>> BEGIN

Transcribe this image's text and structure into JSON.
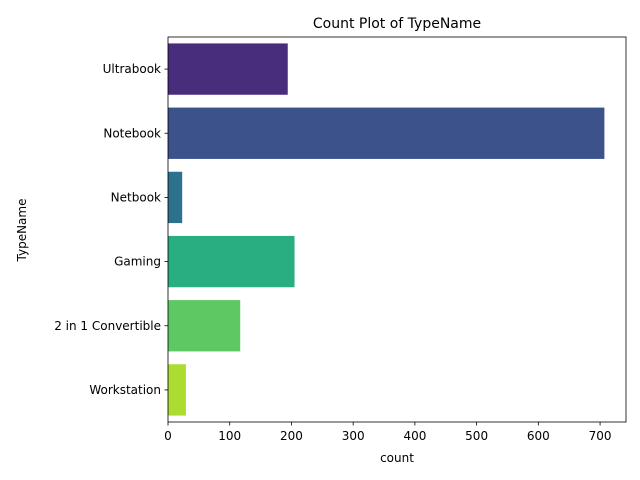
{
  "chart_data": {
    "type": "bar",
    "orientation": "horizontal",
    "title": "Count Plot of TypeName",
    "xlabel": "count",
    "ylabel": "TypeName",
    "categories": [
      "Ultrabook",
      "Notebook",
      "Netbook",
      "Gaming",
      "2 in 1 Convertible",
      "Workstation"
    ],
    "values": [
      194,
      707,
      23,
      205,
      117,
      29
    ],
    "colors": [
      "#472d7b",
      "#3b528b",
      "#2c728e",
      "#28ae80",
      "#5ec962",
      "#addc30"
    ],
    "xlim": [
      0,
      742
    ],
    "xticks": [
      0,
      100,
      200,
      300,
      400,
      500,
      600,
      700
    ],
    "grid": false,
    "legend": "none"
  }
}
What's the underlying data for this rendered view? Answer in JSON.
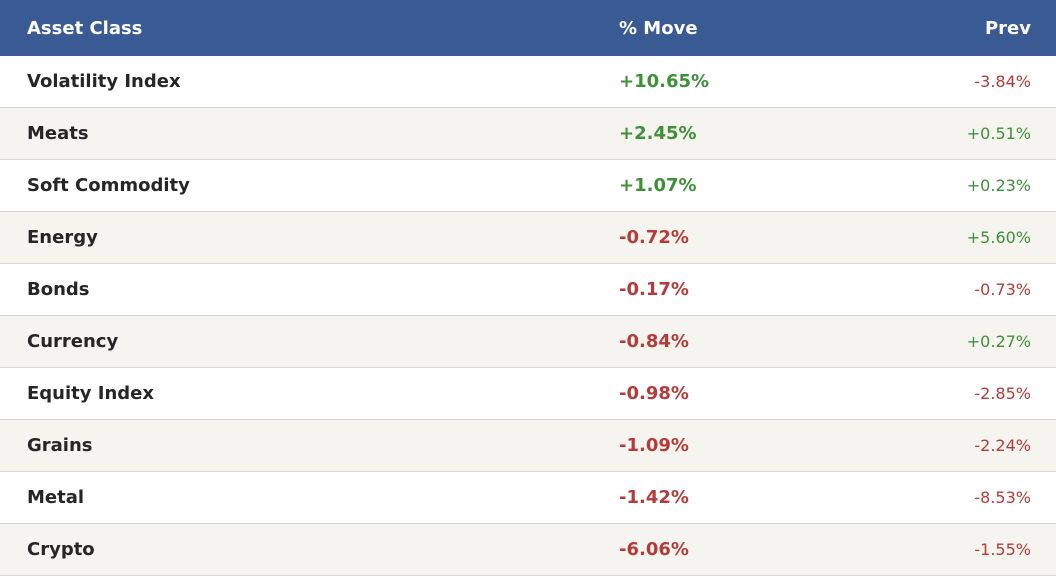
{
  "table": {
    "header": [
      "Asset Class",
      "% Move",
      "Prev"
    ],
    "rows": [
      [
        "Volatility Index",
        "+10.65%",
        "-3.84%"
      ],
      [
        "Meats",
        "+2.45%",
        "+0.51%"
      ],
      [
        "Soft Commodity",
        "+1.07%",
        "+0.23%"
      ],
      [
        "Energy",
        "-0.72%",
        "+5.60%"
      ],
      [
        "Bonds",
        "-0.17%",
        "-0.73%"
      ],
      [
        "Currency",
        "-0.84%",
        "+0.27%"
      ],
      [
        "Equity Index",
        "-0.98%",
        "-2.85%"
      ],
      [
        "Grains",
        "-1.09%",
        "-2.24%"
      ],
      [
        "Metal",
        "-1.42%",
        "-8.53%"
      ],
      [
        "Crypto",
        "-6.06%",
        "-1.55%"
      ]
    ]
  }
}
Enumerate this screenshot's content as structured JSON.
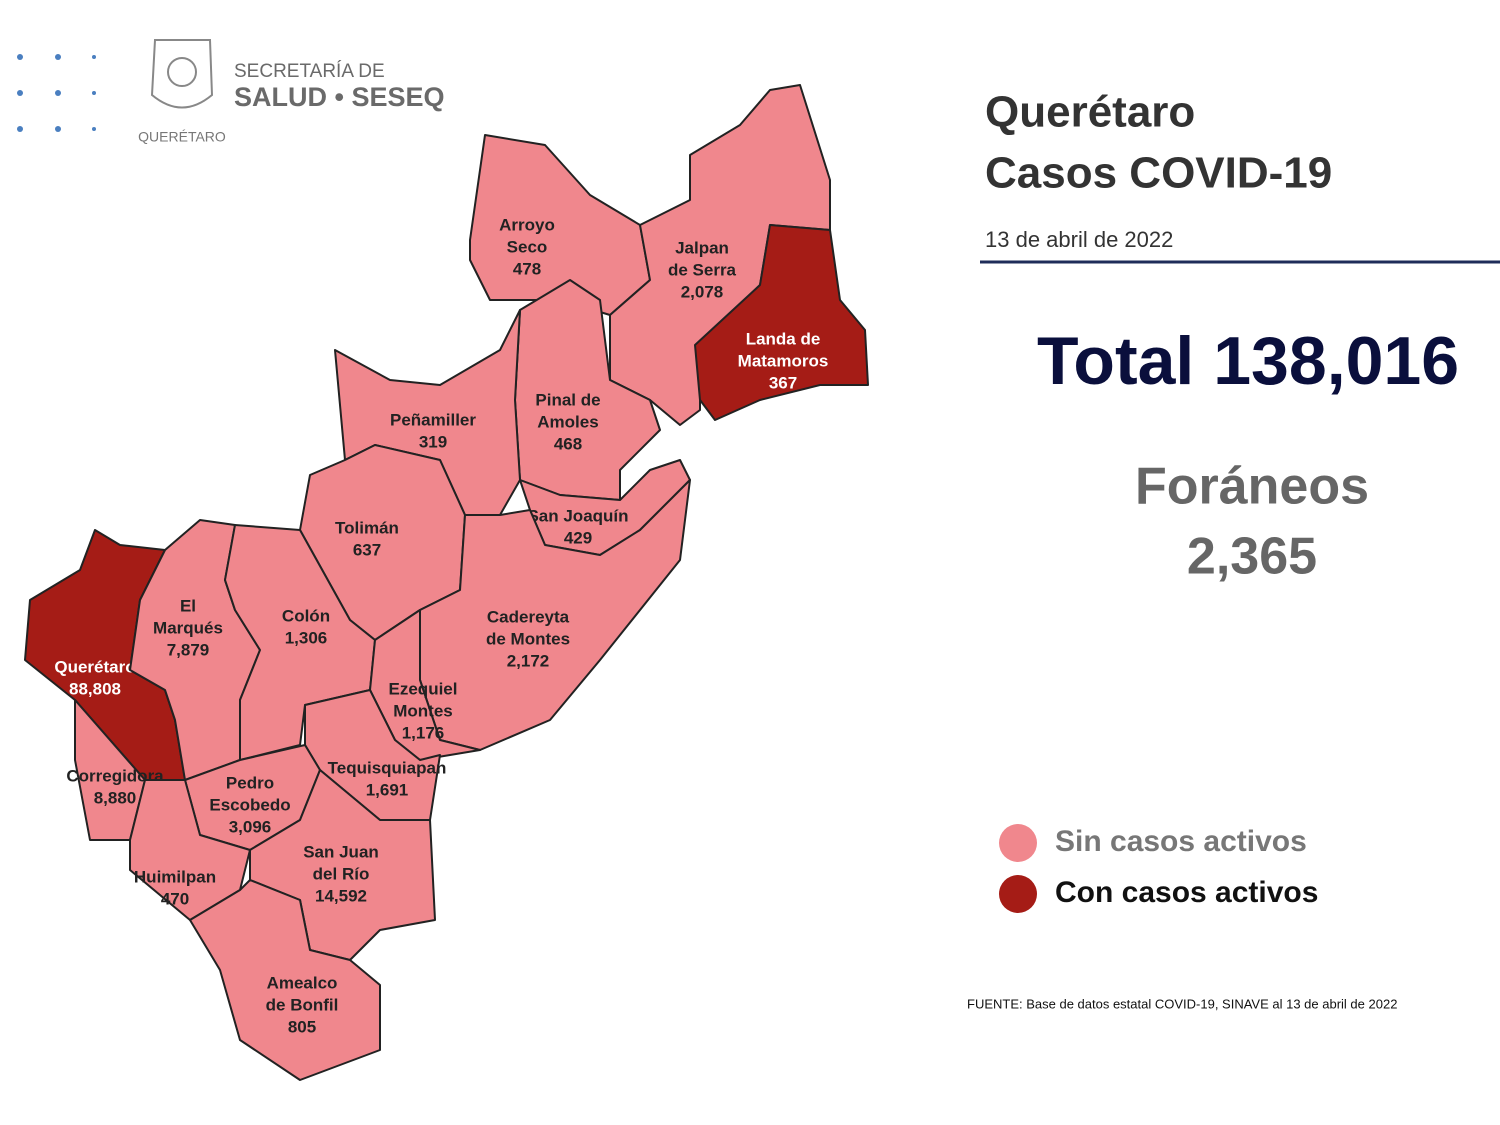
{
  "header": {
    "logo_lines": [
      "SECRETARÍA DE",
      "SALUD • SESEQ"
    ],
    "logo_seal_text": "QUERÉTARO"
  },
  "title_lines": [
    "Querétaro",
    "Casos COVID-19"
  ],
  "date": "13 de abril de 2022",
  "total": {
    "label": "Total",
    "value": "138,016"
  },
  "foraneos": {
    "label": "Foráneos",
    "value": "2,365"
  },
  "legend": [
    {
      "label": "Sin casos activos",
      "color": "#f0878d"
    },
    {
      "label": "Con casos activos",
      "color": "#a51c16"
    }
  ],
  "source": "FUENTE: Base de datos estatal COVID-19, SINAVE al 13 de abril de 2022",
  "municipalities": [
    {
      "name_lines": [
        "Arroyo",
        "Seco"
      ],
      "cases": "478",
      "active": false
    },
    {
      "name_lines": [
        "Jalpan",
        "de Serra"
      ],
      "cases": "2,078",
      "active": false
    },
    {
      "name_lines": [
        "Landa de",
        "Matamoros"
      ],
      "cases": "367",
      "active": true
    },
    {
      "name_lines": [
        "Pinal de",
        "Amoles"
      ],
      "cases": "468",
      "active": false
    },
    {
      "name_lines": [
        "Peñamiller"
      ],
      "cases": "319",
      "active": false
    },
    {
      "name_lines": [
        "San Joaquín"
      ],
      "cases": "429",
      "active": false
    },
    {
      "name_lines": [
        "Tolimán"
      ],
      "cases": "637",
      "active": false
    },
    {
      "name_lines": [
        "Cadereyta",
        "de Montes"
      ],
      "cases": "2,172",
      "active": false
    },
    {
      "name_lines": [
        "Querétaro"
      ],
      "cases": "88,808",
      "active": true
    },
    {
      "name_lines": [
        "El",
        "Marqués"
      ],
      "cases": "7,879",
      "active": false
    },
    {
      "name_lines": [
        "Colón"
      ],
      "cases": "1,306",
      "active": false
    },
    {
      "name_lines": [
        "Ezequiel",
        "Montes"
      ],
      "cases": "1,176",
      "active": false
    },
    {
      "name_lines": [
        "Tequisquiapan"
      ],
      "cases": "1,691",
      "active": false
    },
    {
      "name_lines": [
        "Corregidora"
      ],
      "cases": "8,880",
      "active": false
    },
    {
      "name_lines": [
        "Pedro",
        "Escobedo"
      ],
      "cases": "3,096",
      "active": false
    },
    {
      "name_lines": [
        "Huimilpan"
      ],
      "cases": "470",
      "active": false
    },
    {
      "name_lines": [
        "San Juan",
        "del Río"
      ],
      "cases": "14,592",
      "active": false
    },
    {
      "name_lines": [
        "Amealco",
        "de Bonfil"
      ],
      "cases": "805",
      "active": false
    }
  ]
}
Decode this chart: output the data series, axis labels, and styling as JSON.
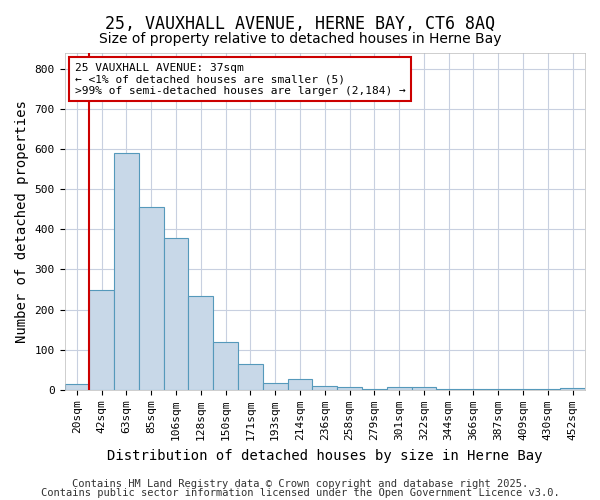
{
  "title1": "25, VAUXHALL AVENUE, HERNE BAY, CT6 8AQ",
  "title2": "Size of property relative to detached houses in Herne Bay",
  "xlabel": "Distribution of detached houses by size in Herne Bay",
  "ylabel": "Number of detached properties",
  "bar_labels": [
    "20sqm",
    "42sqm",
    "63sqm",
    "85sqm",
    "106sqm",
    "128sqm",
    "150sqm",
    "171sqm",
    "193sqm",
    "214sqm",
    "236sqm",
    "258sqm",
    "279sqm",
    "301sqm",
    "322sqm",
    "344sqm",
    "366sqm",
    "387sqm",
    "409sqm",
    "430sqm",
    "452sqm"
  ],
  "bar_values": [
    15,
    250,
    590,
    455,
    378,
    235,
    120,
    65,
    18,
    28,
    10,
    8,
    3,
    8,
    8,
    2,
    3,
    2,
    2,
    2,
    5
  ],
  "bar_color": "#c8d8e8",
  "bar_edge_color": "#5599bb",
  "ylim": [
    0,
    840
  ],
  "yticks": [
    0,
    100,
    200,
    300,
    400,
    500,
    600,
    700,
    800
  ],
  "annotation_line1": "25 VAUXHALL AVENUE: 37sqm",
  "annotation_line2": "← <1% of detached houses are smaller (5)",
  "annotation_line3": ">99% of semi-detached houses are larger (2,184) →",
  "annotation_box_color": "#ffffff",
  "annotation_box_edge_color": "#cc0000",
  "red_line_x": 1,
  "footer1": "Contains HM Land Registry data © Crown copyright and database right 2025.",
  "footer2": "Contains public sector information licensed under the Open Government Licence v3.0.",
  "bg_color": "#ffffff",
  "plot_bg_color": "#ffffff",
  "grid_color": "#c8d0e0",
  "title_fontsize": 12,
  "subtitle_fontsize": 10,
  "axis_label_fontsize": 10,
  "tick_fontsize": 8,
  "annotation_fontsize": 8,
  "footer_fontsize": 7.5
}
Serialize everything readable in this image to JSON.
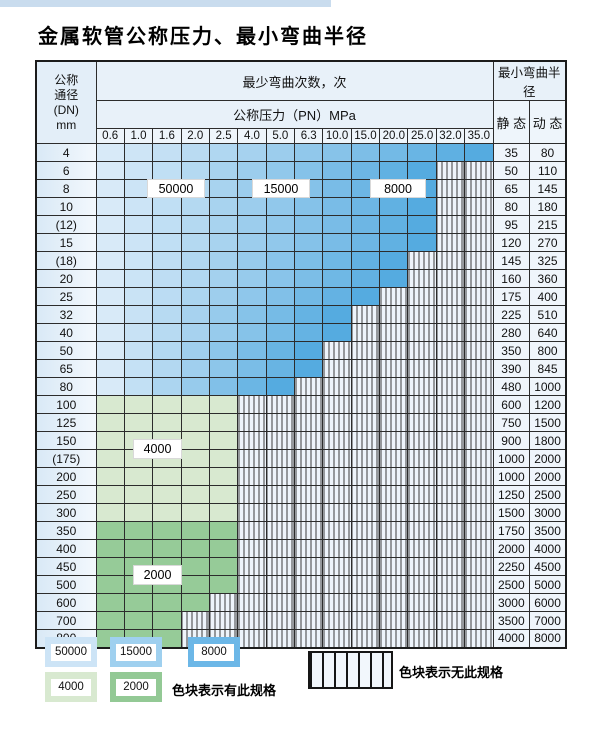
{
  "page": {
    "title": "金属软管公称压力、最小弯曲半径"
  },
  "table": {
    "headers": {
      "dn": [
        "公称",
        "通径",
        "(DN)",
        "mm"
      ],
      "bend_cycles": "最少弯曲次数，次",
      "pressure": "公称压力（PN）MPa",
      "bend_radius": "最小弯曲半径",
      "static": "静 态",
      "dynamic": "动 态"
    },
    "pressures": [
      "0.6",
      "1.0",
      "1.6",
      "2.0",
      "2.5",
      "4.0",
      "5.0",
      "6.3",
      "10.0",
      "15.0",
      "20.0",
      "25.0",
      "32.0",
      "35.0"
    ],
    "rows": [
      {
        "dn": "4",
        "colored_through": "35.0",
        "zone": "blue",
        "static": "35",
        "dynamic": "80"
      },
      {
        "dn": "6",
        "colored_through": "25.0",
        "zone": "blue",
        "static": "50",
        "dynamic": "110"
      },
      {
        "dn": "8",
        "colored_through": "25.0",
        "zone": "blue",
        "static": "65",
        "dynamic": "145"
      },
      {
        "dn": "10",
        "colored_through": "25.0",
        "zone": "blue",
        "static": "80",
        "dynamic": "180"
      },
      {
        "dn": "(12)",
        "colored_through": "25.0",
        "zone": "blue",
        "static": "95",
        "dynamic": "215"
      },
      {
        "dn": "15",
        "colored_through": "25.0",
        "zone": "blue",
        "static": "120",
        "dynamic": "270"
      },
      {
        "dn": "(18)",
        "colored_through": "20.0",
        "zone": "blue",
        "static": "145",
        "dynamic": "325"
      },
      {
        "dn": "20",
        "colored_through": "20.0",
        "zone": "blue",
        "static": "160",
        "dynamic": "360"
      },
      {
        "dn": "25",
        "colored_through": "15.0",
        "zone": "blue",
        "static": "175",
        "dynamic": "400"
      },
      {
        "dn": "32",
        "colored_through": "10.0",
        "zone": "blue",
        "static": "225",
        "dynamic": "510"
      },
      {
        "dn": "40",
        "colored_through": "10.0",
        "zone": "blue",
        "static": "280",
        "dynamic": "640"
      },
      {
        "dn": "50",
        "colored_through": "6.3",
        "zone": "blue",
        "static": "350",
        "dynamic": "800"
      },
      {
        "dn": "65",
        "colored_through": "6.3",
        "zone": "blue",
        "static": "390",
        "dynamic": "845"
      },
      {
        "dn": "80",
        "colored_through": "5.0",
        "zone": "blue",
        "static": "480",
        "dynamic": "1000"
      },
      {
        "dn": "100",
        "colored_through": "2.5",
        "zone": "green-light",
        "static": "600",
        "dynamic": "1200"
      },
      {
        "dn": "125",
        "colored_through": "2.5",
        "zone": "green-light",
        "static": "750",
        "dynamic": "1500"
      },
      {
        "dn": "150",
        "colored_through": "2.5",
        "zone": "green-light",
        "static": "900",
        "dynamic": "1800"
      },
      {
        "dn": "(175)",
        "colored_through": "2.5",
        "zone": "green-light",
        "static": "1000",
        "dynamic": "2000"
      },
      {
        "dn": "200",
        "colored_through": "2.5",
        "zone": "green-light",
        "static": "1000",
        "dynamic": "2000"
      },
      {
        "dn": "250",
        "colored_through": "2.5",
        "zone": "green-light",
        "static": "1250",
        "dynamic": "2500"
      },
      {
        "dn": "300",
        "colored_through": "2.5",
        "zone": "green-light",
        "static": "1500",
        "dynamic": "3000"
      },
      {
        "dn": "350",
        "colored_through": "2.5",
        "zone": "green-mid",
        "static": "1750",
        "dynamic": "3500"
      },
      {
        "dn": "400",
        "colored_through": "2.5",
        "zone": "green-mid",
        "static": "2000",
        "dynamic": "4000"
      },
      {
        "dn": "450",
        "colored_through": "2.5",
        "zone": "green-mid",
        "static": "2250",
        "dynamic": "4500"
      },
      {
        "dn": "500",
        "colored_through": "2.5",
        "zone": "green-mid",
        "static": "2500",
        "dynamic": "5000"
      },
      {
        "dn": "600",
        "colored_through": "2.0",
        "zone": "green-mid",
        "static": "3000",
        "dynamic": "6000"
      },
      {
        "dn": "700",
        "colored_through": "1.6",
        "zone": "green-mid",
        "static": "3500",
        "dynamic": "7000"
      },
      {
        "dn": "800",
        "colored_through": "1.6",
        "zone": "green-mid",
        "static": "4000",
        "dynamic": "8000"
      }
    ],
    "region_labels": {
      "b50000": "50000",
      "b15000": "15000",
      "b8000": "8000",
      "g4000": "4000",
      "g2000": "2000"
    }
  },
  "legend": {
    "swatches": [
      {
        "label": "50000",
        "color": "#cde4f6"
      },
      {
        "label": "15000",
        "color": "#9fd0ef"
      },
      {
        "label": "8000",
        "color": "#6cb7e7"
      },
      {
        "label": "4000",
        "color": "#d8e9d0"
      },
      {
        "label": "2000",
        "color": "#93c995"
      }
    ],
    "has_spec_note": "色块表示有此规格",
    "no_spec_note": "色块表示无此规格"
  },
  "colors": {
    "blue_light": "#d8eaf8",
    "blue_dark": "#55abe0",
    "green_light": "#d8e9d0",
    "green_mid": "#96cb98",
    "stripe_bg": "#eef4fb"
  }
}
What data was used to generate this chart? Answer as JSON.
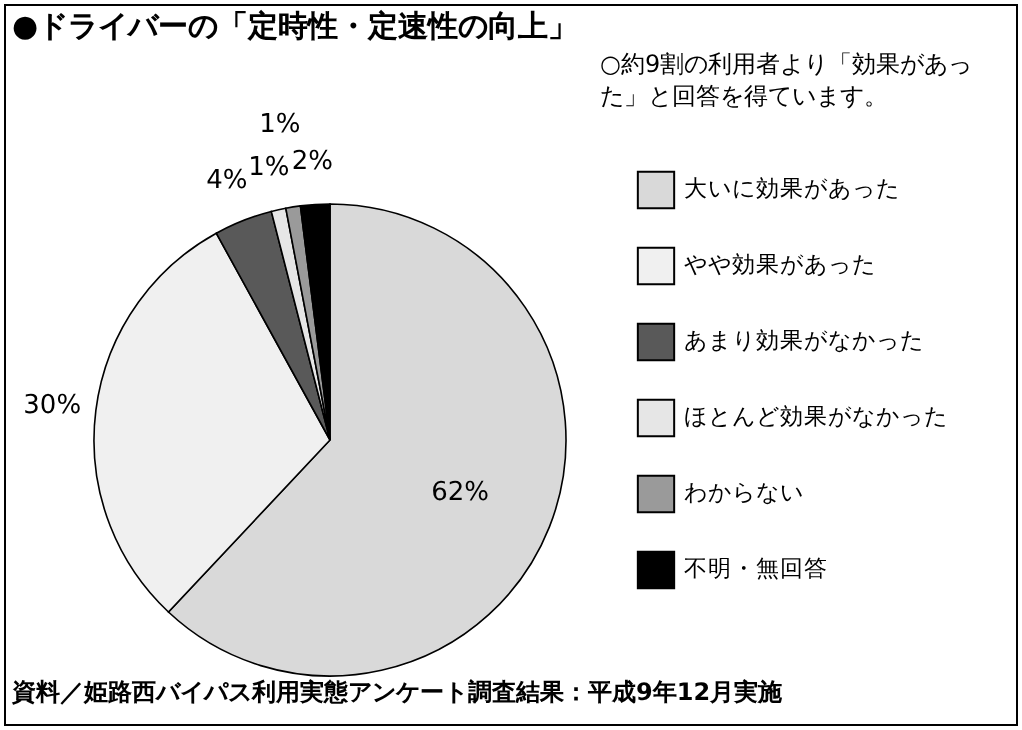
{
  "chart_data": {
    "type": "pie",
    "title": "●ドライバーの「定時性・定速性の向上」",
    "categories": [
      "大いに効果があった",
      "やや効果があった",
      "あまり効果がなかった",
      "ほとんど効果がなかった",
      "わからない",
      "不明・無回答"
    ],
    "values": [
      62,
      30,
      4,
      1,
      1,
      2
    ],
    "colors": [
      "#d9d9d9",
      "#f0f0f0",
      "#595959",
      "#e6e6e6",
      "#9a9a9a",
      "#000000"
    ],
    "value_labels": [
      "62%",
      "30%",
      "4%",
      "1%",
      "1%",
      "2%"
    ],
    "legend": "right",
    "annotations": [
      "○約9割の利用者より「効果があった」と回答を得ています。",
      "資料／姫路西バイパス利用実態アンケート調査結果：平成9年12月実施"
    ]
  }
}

>> END

Using the records above, copy every line that has the word "What" in it.

What's the underlying data for this rendered view? Answer in JSON.
What data was used to generate this chart? Answer as JSON.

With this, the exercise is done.